EXERCISE REQUIREMENTS - Would you quote every entry exactly, dropping only the pictures?

GIVEN DATA -
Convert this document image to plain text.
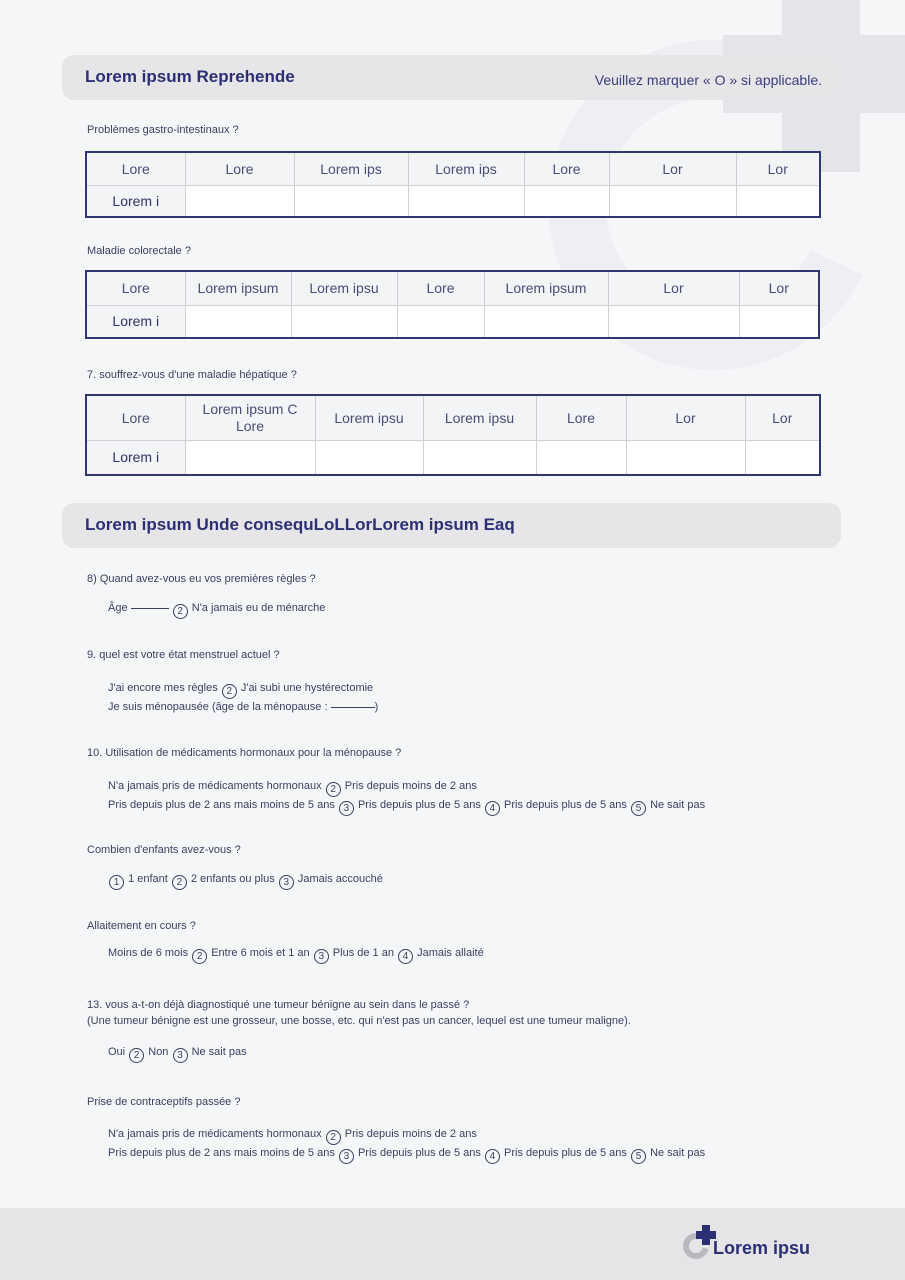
Lorem ipsum Reprehende	Veuillez marquer « O » si applicable.
Problèmes gastro-intestinaux ?
Lore	Lore	Lorem ips	Lorem ips	Lore	Lor	Lor
Lorem i						
Maladie colorectale ?
Lore	Lorem ipsum	Lorem ipsu	Lore	Lorem ipsum	Lor	Lor
Lorem i						
7. souffrez-vous d'une maladie hépatique ?
Lore	Lorem ipsum C Lore	Lorem ipsu	Lorem ipsu	Lore	Lor	Lor
Lorem i						
Lorem ipsum Unde consequLoLLorLorem ipsum Eaq
8) Quand avez-vous eu vos premières règles ?
Âge	2 N'a jamais eu de ménarche
9. quel est votre état menstruel actuel ?
J'ai encore mes règles 2 J'ai subi une hystérectomie
Je suis ménopausée (âge de la ménopause :	)
10. Utilisation de médicaments hormonaux pour la ménopause ?
N'a jamais pris de médicaments hormonaux 2 Pris depuis moins de 2 ans
Pris depuis plus de 2 ans mais moins de 5 ans 3 Pris depuis plus de 5 ans 4 Pris depuis plus de 5 ans 5 Ne sait pas
Combien d'enfants avez-vous ?
1 1 enfant 2 2 enfants ou plus 3 Jamais accouché
Allaitement en cours ?
Moins de 6 mois 2 Entre 6 mois et 1 an 3 Plus de 1 an 4 Jamais allaité
13. vous a-t-on déjà diagnostiqué une tumeur bénigne au sein dans le passé ?
(Une tumeur bénigne est une grosseur, une bosse, etc. qui n'est pas un cancer, lequel est une tumeur maligne).
Oui 2 Non 3 Ne sait pas
Prise de contraceptifs passée ?
N'a jamais pris de médicaments hormonaux 2 Pris depuis moins de 2 ans
Pris depuis plus de 2 ans mais moins de 5 ans 3 Pris depuis plus de 5 ans 4 Pris depuis plus de 5 ans 5 Ne sait pas
Lorem ipsu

ANSWER TO THE EXERCISE -
Convert this document image to plain text.
Lorem ipsum Reprehende	Veuillez marquer « O » si applicable.
Problèmes gastro-intestinaux ?
Lore	Lore	Lorem ips	Lorem ips	Lore	Lor	Lor
Lorem i						
Maladie colorectale ?
Lore	Lorem ipsum	Lorem ipsu	Lore	Lorem ipsum	Lor	Lor
Lorem i						
7. souffrez-vous d'une maladie hépatique ?
Lore	Lorem ipsum C Lore	Lorem ipsu	Lorem ipsu	Lore	Lor	Lor
Lorem i						
Lorem ipsum Unde consequLoLLorLorem ipsum Eaq
8) Quand avez-vous eu vos premières règles ?
Âge	2 N'a jamais eu de ménarche
9. quel est votre état menstruel actuel ?
J'ai encore mes règles 2 J'ai subi une hystérectomie
Je suis ménopausée (âge de la ménopause :	)
10. Utilisation de médicaments hormonaux pour la ménopause ?
N'a jamais pris de médicaments hormonaux 2 Pris depuis moins de 2 ans
Pris depuis plus de 2 ans mais moins de 5 ans 3 Pris depuis plus de 5 ans 4 Pris depuis plus de 5 ans 5 Ne sait pas
Combien d'enfants avez-vous ?
1 1 enfant 2 2 enfants ou plus 3 Jamais accouché
Allaitement en cours ?
Moins de 6 mois 2 Entre 6 mois et 1 an 3 Plus de 1 an 4 Jamais allaité
13. vous a-t-on déjà diagnostiqué une tumeur bénigne au sein dans le passé ?
(Une tumeur bénigne est une grosseur, une bosse, etc. qui n'est pas un cancer, lequel est une tumeur maligne).
Oui 2 Non 3 Ne sait pas
Prise de contraceptifs passée ?
N'a jamais pris de médicaments hormonaux 2 Pris depuis moins de 2 ans
Pris depuis plus de 2 ans mais moins de 5 ans 3 Pris depuis plus de 5 ans 4 Pris depuis plus de 5 ans 5 Ne sait pas
Lorem ipsu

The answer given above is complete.